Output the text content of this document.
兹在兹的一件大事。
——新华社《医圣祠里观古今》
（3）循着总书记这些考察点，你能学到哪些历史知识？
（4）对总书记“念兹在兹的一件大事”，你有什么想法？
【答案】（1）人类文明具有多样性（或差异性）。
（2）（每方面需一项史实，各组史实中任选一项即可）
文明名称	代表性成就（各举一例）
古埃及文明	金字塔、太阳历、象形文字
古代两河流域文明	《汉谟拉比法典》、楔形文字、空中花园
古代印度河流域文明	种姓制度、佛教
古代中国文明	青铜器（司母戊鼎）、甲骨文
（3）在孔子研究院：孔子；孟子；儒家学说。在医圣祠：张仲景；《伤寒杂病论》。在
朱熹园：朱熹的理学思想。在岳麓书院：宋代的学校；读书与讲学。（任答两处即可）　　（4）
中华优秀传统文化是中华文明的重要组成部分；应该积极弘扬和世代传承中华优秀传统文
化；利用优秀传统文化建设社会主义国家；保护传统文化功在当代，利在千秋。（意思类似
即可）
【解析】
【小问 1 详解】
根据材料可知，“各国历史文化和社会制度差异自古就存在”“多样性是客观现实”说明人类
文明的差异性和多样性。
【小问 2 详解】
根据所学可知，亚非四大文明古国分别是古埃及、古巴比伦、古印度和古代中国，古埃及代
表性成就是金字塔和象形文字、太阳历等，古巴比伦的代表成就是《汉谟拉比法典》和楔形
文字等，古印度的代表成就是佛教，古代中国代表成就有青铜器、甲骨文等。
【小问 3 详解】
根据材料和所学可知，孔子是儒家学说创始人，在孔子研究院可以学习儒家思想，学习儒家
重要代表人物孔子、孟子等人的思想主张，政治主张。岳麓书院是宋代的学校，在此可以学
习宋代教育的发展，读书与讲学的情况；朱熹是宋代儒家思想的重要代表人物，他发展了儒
= = =
## Job
Your task is to give the records above again, exactly.

## Reply
Output the text content of this document.
兹在兹的一件大事。
——新华社《医圣祠里观古今》
（3）循着总书记这些考察点，你能学到哪些历史知识？
（4）对总书记“念兹在兹的一件大事”，你有什么想法？
【答案】（1）人类文明具有多样性（或差异性）。
（2）（每方面需一项史实，各组史实中任选一项即可）
文明名称	代表性成就（各举一例）
古埃及文明	金字塔、太阳历、象形文字
古代两河流域文明	《汉谟拉比法典》、楔形文字、空中花园
古代印度河流域文明	种姓制度、佛教
古代中国文明	青铜器（司母戊鼎）、甲骨文
（3）在孔子研究院：孔子；孟子；儒家学说。在医圣祠：张仲景；《伤寒杂病论》。在
朱熹园：朱熹的理学思想。在岳麓书院：宋代的学校；读书与讲学。（任答两处即可）　　（4）
中华优秀传统文化是中华文明的重要组成部分；应该积极弘扬和世代传承中华优秀传统文
化；利用优秀传统文化建设社会主义国家；保护传统文化功在当代，利在千秋。（意思类似
即可）
【解析】
【小问 1 详解】
根据材料可知，“各国历史文化和社会制度差异自古就存在”“多样性是客观现实”说明人类
文明的差异性和多样性。
【小问 2 详解】
根据所学可知，亚非四大文明古国分别是古埃及、古巴比伦、古印度和古代中国，古埃及代
表性成就是金字塔和象形文字、太阳历等，古巴比伦的代表成就是《汉谟拉比法典》和楔形
文字等，古印度的代表成就是佛教，古代中国代表成就有青铜器、甲骨文等。
【小问 3 详解】
根据材料和所学可知，孔子是儒家学说创始人，在孔子研究院可以学习儒家思想，学习儒家
重要代表人物孔子、孟子等人的思想主张，政治主张。岳麓书院是宋代的学校，在此可以学
习宋代教育的发展，读书与讲学的情况；朱熹是宋代儒家思想的重要代表人物，他发展了儒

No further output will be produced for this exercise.